### WHAT THE EXERCISE ASKS
Your job is to transcribe all the records that follow, excluding any pictures.

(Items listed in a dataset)

--------------------------------

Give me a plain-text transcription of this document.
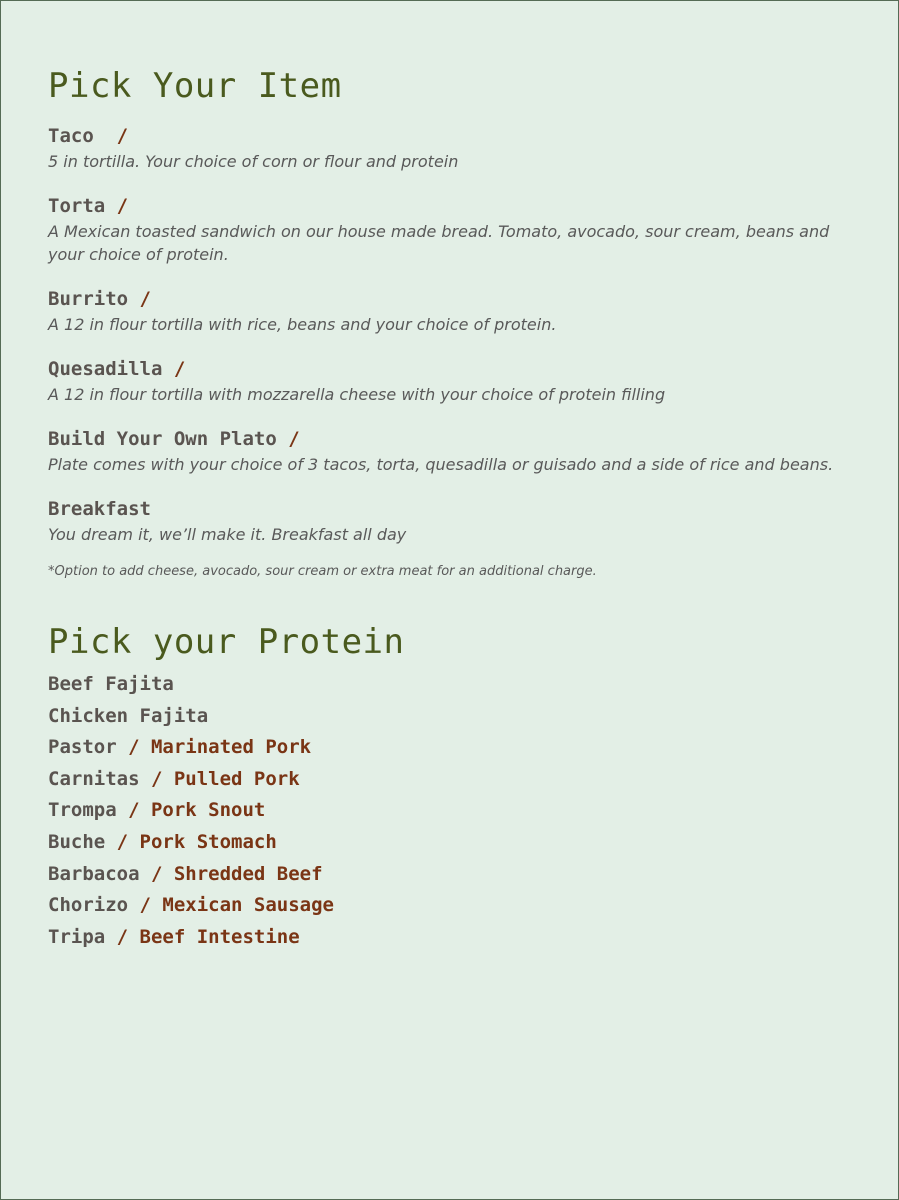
Pick Your Item
Taco  /
5 in tortilla. Your choice of corn or flour and protein
Torta /
A Mexican toasted sandwich on our house made bread. Tomato, avocado, sour cream, beans and your choice of protein.
Burrito /
A 12 in flour tortilla with rice, beans and your choice of protein.
Quesadilla /
A 12 in flour tortilla with mozzarella cheese with your choice of protein filling
Build Your Own Plato /
Plate comes with your choice of 3 tacos, torta, quesadilla or guisado and a side of rice and beans.
Breakfast
You dream it, we’ll make it. Breakfast all day
*Option to add cheese, avocado, sour cream or extra meat for an additional charge.
Pick your Protein
Beef Fajita
Chicken Fajita
Pastor / Marinated Pork
Carnitas / Pulled Pork
Trompa / Pork Snout
Buche / Pork Stomach
Barbacoa / Shredded Beef
Chorizo / Mexican Sausage
Tripa / Beef Intestine
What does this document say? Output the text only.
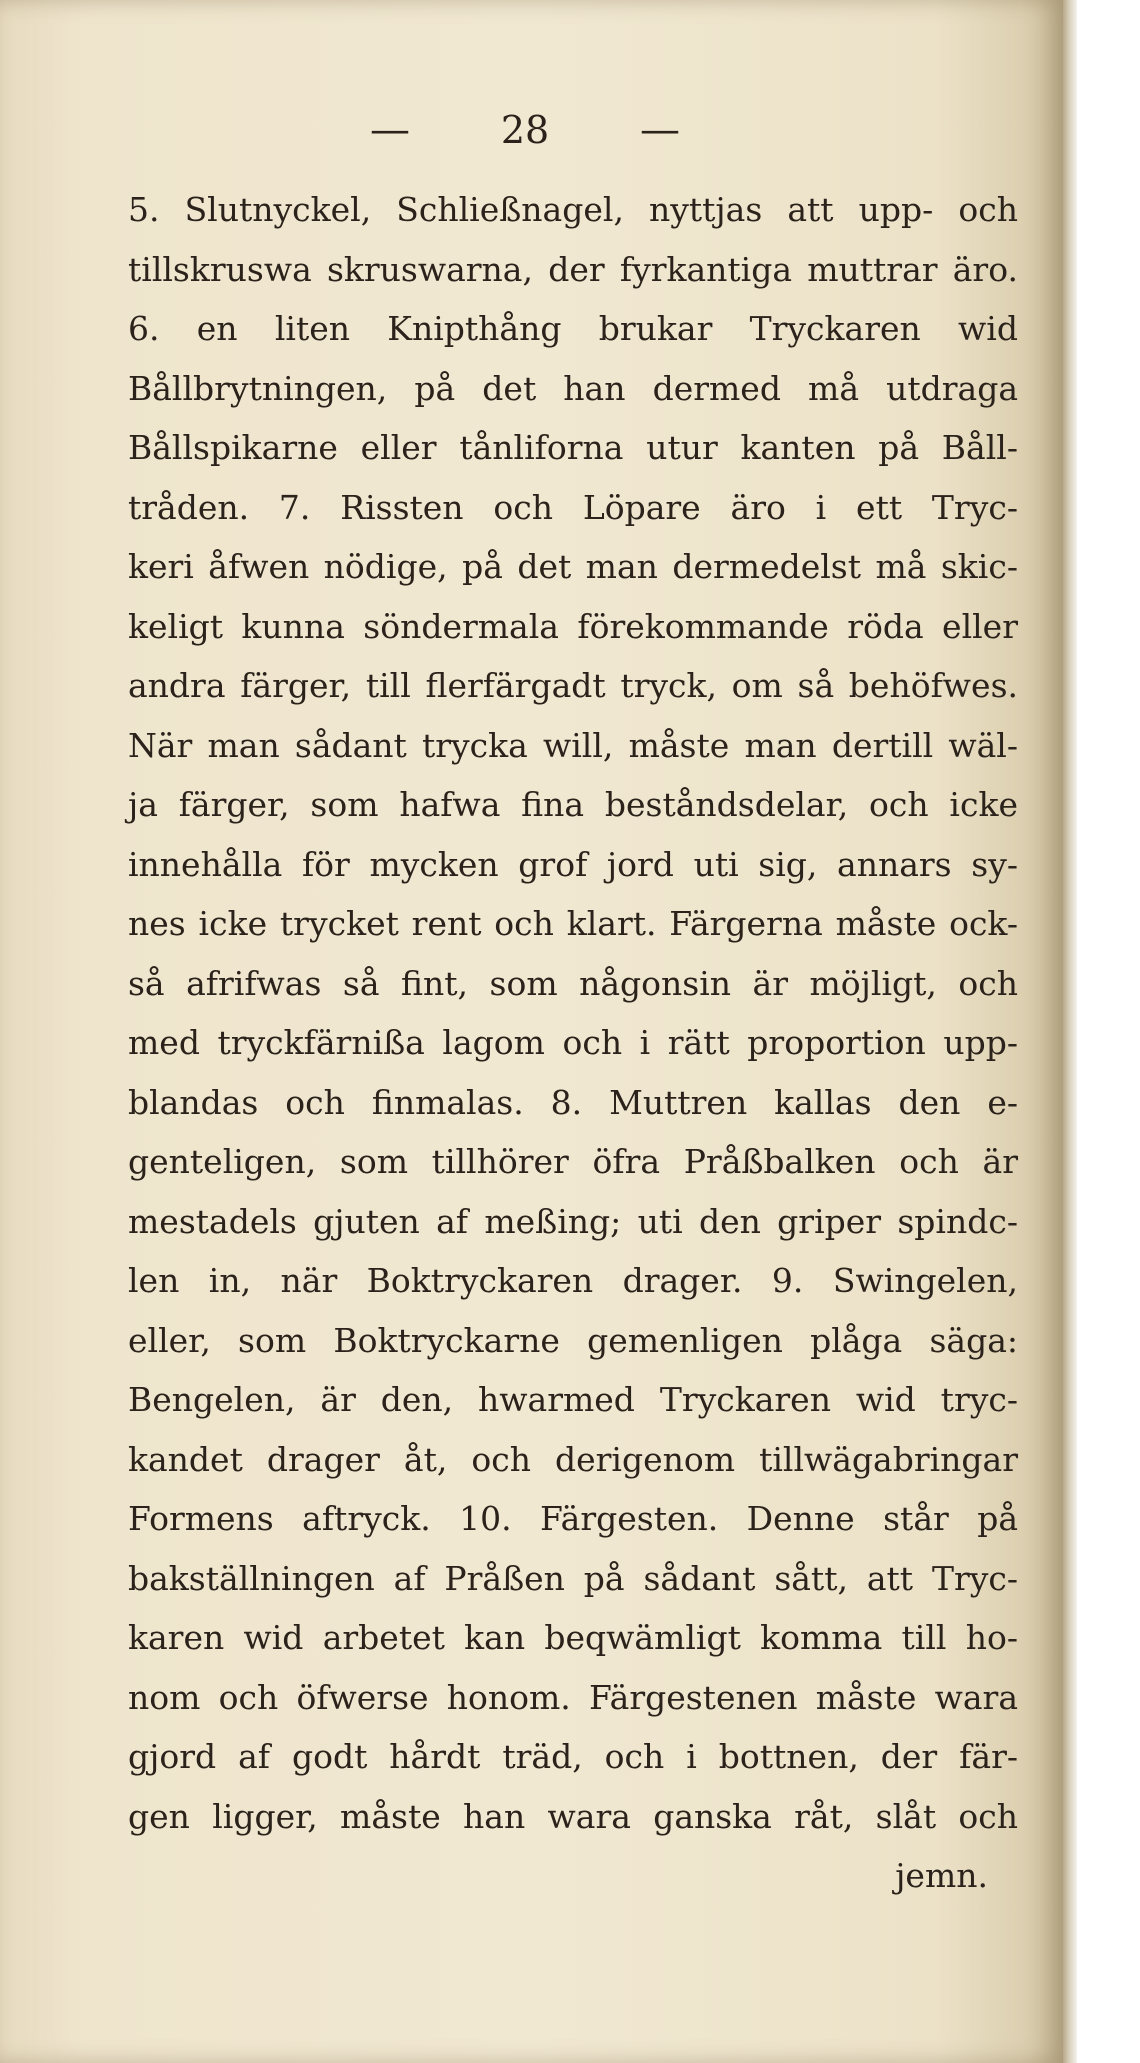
— 28 —
5. Slutnyckel, Schließnagel, nyttjas att upp- och
tillskruswa skruswarna, der fyrkantiga muttrar äro.
6. en liten Knipthång brukar Tryckaren wid
Bållbrytningen, på det han dermed må utdraga
Bållspikarne eller tånliforna utur kanten på Båll-
tråden. 7. Rissten och Löpare äro i ett Tryc-
keri åfwen nödige, på det man dermedelst må skic-
keligt kunna söndermala förekommande röda eller
andra färger, till flerfärgadt tryck, om så behöfwes.
När man sådant trycka will, måste man dertill wäl-
ja färger, som hafwa fina beståndsdelar, och icke
innehålla för mycken grof jord uti sig, annars sy-
nes icke trycket rent och klart. Färgerna måste ock-
så afrifwas så fint, som någonsin är möjligt, och
med tryckfärnißa lagom och i rätt proportion upp-
blandas och finmalas. 8. Muttren kallas den e-
genteligen, som tillhörer öfra Pråßbalken och är
mestadels gjuten af meßing; uti den griper spindc-
len in, när Boktryckaren drager. 9. Swingelen,
eller, som Boktryckarne gemenligen plåga säga:
Bengelen, är den, hwarmed Tryckaren wid tryc-
kandet drager åt, och derigenom tillwägabringar
Formens aftryck. 10. Färgesten. Denne står på
bakställningen af Pråßen på sådant sått, att Tryc-
karen wid arbetet kan beqwämligt komma till ho-
nom och öfwerse honom. Färgestenen måste wara
gjord af godt hårdt träd, och i bottnen, der fär-
gen ligger, måste han wara ganska råt, slåt och
jemn.
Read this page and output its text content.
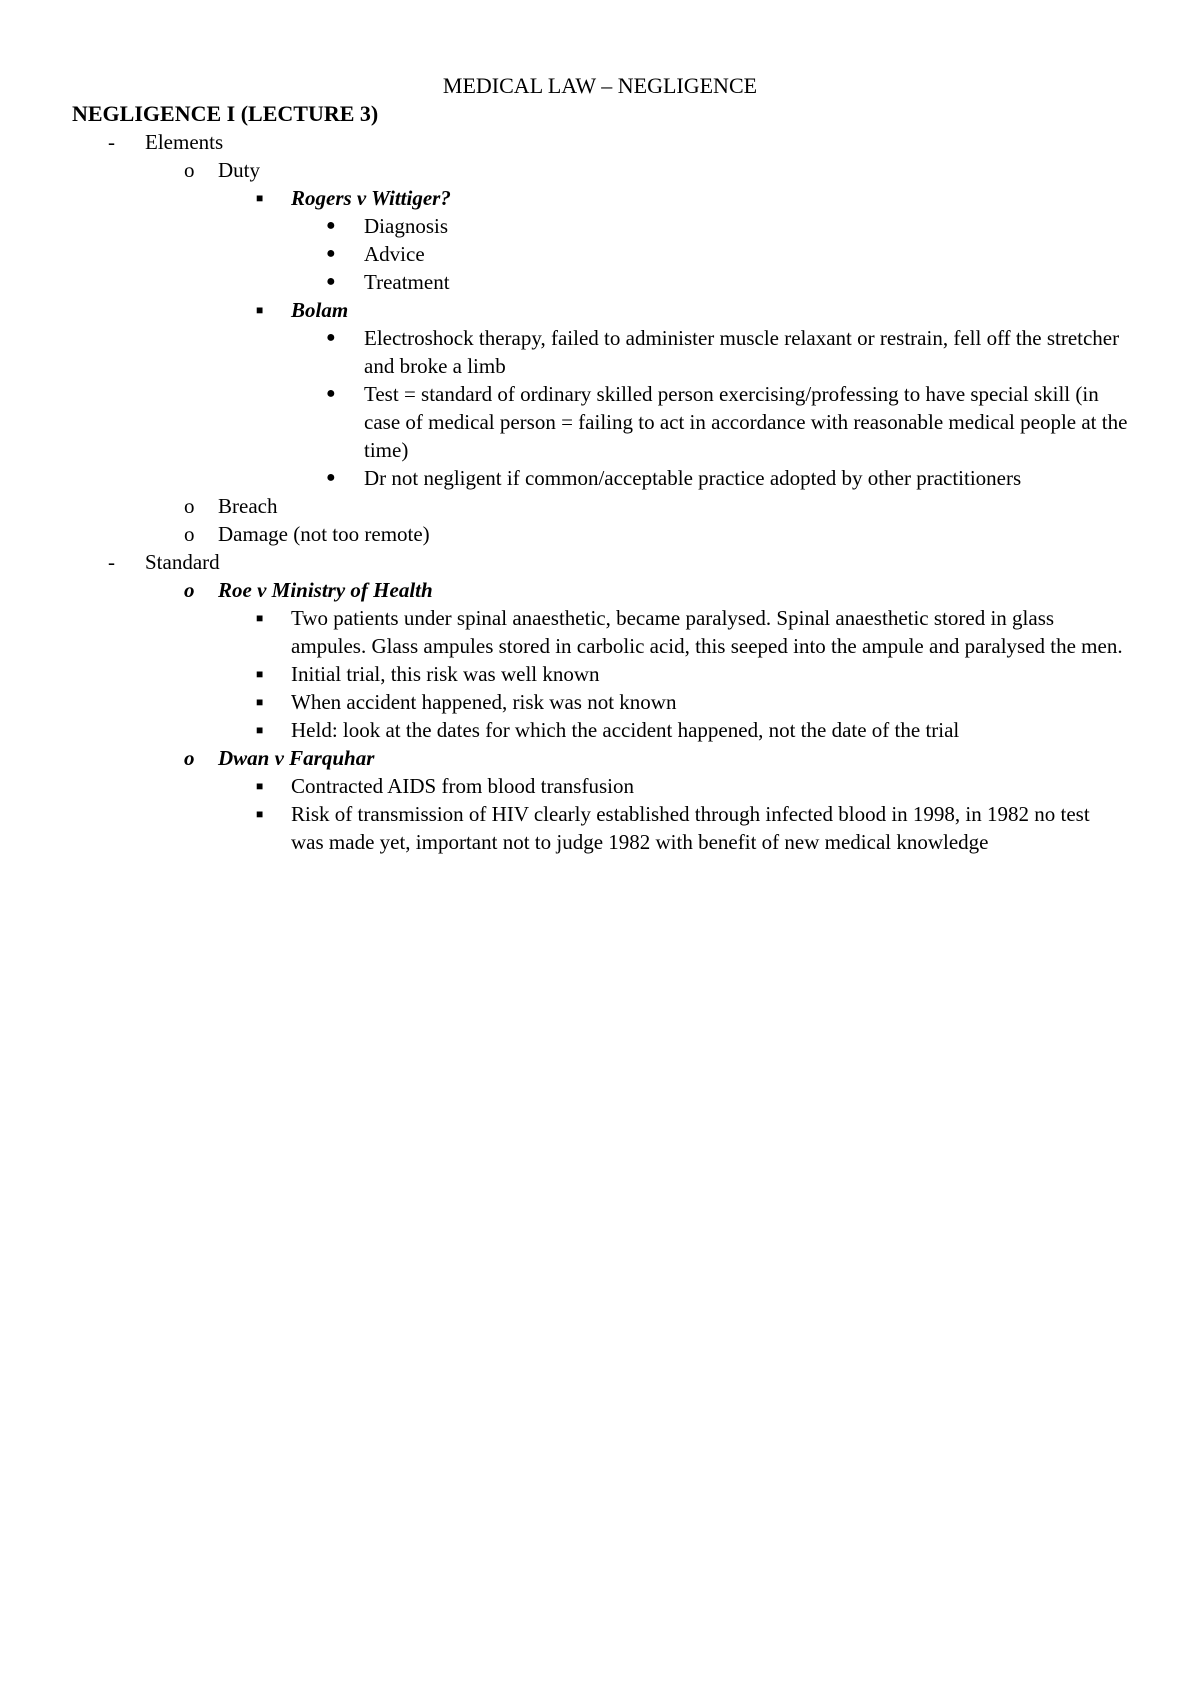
MEDICAL LAW – NEGLIGENCE
NEGLIGENCE I (LECTURE 3)
-	Elements
o	Duty
■	Rogers v Wittiger?
●	Diagnosis
●	Advice
●	Treatment
■	Bolam
●	Electroshock therapy, failed to administer muscle relaxant or restrain, fell off the stretcher and broke a limb
●	Test = standard of ordinary skilled person exercising/professing to have special skill (in case of medical person = failing to act in accordance with reasonable medical people at the time)
●	Dr not negligent if common/acceptable practice adopted by other practitioners
o	Breach
o	Damage (not too remote)
-	Standard
o	Roe v Ministry of Health
■	Two patients under spinal anaesthetic, became paralysed. Spinal anaesthetic stored in glass ampules. Glass ampules stored in carbolic acid, this seeped into the ampule and paralysed the men.
■	Initial trial, this risk was well known
■	When accident happened, risk was not known
■	Held: look at the dates for which the accident happened, not the date of the trial
o	Dwan v Farquhar
■	Contracted AIDS from blood transfusion
■	Risk of transmission of HIV clearly established through infected blood in 1998, in 1982 no test was made yet, important not to judge 1982 with benefit of new medical knowledge
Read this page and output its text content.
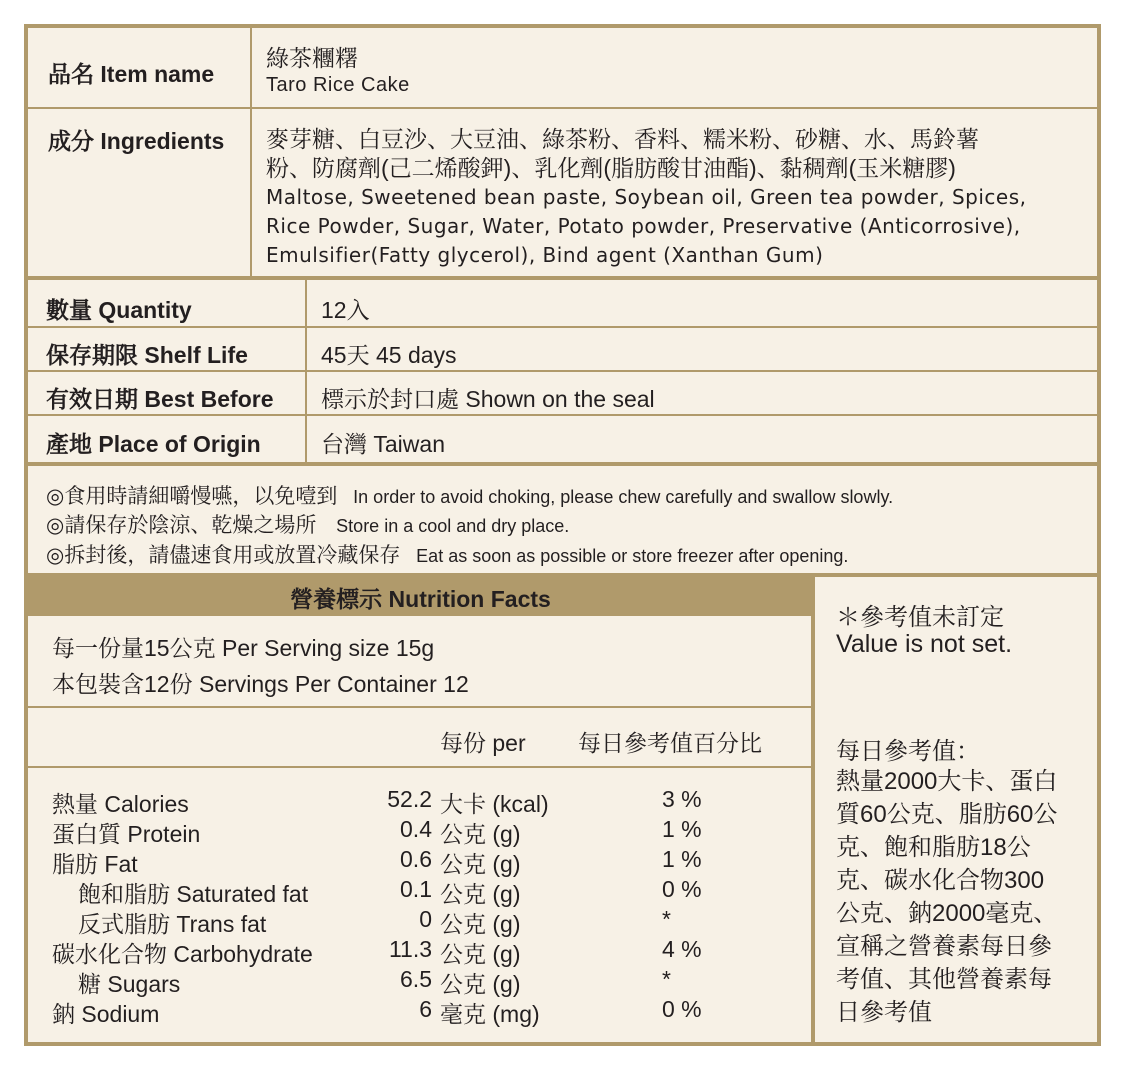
品名 Item name
綠茶糰糬
Taro Rice Cake
成分 Ingredients 麥芽糖、白豆沙、大豆油、綠茶粉、香料、糯米粉、砂糖、水、馬鈴薯
粉、防腐劑(己二烯酸鉀)、乳化劑(脂肪酸甘油酯)、黏稠劑(玉米糖膠)
Maltose, Sweetened bean paste, Soybean oil, Green tea powder, Spices,
Rice Powder, Sugar, Water, Potato powder, Preservative (Anticorrosive),
Emulsifier(Fatty glycerol), Bind agent (Xanthan Gum)
數量 Quantity	12入
保存期限 Shelf Life	45天 45 days
有效日期 Best Before 標示於封口處 Shown on the seal
產地 Place of Origin	台灣 Taiwan
◎食用時請細嚼慢嚥，以免噎到 In order to avoid choking, please chew carefully and swallow slowly.
◎請保存於陰涼、乾燥之場所 Store in a cool and dry place.
◎拆封後，請儘速食用或放置冷藏保存 Eat as soon as possible or store freezer after opening.
營養標示 Nutrition Facts
每一份量15公克 Per Serving size 15g
本包裝含12份 Servings Per Container 12
每份 per 每日參考值百分比
熱量 Calories	52.2 大卡 (kcal)	3 %
蛋白質 Protein	0.4 公克 (g)	1 %
脂肪 Fat	0.6 公克 (g)	1 %
飽和脂肪 Saturated fat	0.1 公克 (g)	0 %
反式脂肪 Trans fat	0 公克 (g)	*
碳水化合物 Carbohydrate	11.3 公克 (g)	4 %
糖 Sugars	6.5 公克 (g)	*
鈉 Sodium	6 毫克 (mg)	0 %
＊參考值未訂定
Value is not set.
每日參考值：
熱量2000大卡、蛋白
質60公克、脂肪60公
克、飽和脂肪18公
克、碳水化合物300
公克、鈉2000毫克、
宣稱之營養素每日參
考值、其他營養素每
日參考值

--------------------------------

### ANSWER SPACE
Give me a plain-text transcription of this document.
Pick Your Item
Taco  /
5 in tortilla. Your choice of corn or flour and protein
Torta /
A Mexican toasted sandwich on our house made bread. Tomato, avocado, sour cream, beans and your choice of protein.
Burrito /
A 12 in flour tortilla with rice, beans and your choice of protein.
Quesadilla /
A 12 in flour tortilla with mozzarella cheese with your choice of protein filling
Build Your Own Plato /
Plate comes with your choice of 3 tacos, torta, quesadilla or guisado and a side of rice and beans.
Breakfast
You dream it, we’ll make it. Breakfast all day
*Option to add cheese, avocado, sour cream or extra meat for an additional charge.
Pick your Protein
Beef Fajita
Chicken Fajita
Pastor / Marinated Pork
Carnitas / Pulled Pork
Trompa / Pork Snout
Buche / Pork Stomach
Barbacoa / Shredded Beef
Chorizo / Mexican Sausage
Tripa / Beef Intestine
What does this document say? Output the text only.
— 28 —
5. Slutnyckel, Schließnagel, nyttjas att upp- och
tillskruswa skruswarna, der fyrkantiga muttrar äro.
6. en liten Knipthång brukar Tryckaren wid
Bållbrytningen, på det han dermed må utdraga
Bållspikarne eller tånliforna utur kanten på Båll-
tråden. 7. Rissten och Löpare äro i ett Tryc-
keri åfwen nödige, på det man dermedelst må skic-
keligt kunna söndermala förekommande röda eller
andra färger, till flerfärgadt tryck, om så behöfwes.
När man sådant trycka will, måste man dertill wäl-
ja färger, som hafwa fina beståndsdelar, och icke
innehålla för mycken grof jord uti sig, annars sy-
nes icke trycket rent och klart. Färgerna måste ock-
så afrifwas så fint, som någonsin är möjligt, och
med tryckfärnißa lagom och i rätt proportion upp-
blandas och finmalas. 8. Muttren kallas den e-
genteligen, som tillhörer öfra Pråßbalken och är
mestadels gjuten af meßing; uti den griper spindc-
len in, när Boktryckaren drager. 9. Swingelen,
eller, som Boktryckarne gemenligen plåga säga:
Bengelen, är den, hwarmed Tryckaren wid tryc-
kandet drager åt, och derigenom tillwägabringar
Formens aftryck. 10. Färgesten. Denne står på
bakställningen af Pråßen på sådant sått, att Tryc-
karen wid arbetet kan beqwämligt komma till ho-
nom och öfwerse honom. Färgestenen måste wara
gjord af godt hårdt träd, och i bottnen, der fär-
gen ligger, måste han wara ganska råt, slåt och
jemn.
Read this page and output its text content.
MEDICAL LAW – NEGLIGENCE
NEGLIGENCE I (LECTURE 3)
-	Elements
o	Duty
■	Rogers v Wittiger?
●	Diagnosis
●	Advice
●	Treatment
■	Bolam
●	Electroshock therapy, failed to administer muscle relaxant or restrain, fell off the stretcher and broke a limb
●	Test = standard of ordinary skilled person exercising/professing to have special skill (in case of medical person = failing to act in accordance with reasonable medical people at the time)
●	Dr not negligent if common/acceptable practice adopted by other practitioners
o	Breach
o	Damage (not too remote)
-	Standard
o	Roe v Ministry of Health
■	Two patients under spinal anaesthetic, became paralysed. Spinal anaesthetic stored in glass ampules. Glass ampules stored in carbolic acid, this seeped into the ampule and paralysed the men.
■	Initial trial, this risk was well known
■	When accident happened, risk was not known
■	Held: look at the dates for which the accident happened, not the date of the trial
o	Dwan v Farquhar
■	Contracted AIDS from blood transfusion
■	Risk of transmission of HIV clearly established through infected blood in 1998, in 1982 no test was made yet, important not to judge 1982 with benefit of new medical knowledge
Read this page and output its text content.
品名 Item name
綠茶糰糬
Taro Rice Cake
成分 Ingredients 麥芽糖、白豆沙、大豆油、綠茶粉、香料、糯米粉、砂糖、水、馬鈴薯
粉、防腐劑(己二烯酸鉀)、乳化劑(脂肪酸甘油酯)、黏稠劑(玉米糖膠)
Maltose, Sweetened bean paste, Soybean oil, Green tea powder, Spices,
Rice Powder, Sugar, Water, Potato powder, Preservative (Anticorrosive),
Emulsifier(Fatty glycerol), Bind agent (Xanthan Gum)
數量 Quantity	12入
保存期限 Shelf Life	45天 45 days
有效日期 Best Before 標示於封口處 Shown on the seal
產地 Place of Origin	台灣 Taiwan
◎食用時請細嚼慢嚥，以免噎到 In order to avoid choking, please chew carefully and swallow slowly.
◎請保存於陰涼、乾燥之場所 Store in a cool and dry place.
◎拆封後，請儘速食用或放置冷藏保存 Eat as soon as possible or store freezer after opening.
營養標示 Nutrition Facts
每一份量15公克 Per Serving size 15g
本包裝含12份 Servings Per Container 12
每份 per 每日參考值百分比
熱量 Calories	52.2 大卡 (kcal)	3 %
蛋白質 Protein	0.4 公克 (g)	1 %
脂肪 Fat	0.6 公克 (g)	1 %
飽和脂肪 Saturated fat	0.1 公克 (g)	0 %
反式脂肪 Trans fat	0 公克 (g)	*
碳水化合物 Carbohydrate	11.3 公克 (g)	4 %
糖 Sugars	6.5 公克 (g)	*
鈉 Sodium	6 毫克 (mg)	0 %
＊參考值未訂定
Value is not set.
每日參考值：
熱量2000大卡、蛋白
質60公克、脂肪60公
克、飽和脂肪18公
克、碳水化合物300
公克、鈉2000毫克、
宣稱之營養素每日參
考值、其他營養素每
日參考值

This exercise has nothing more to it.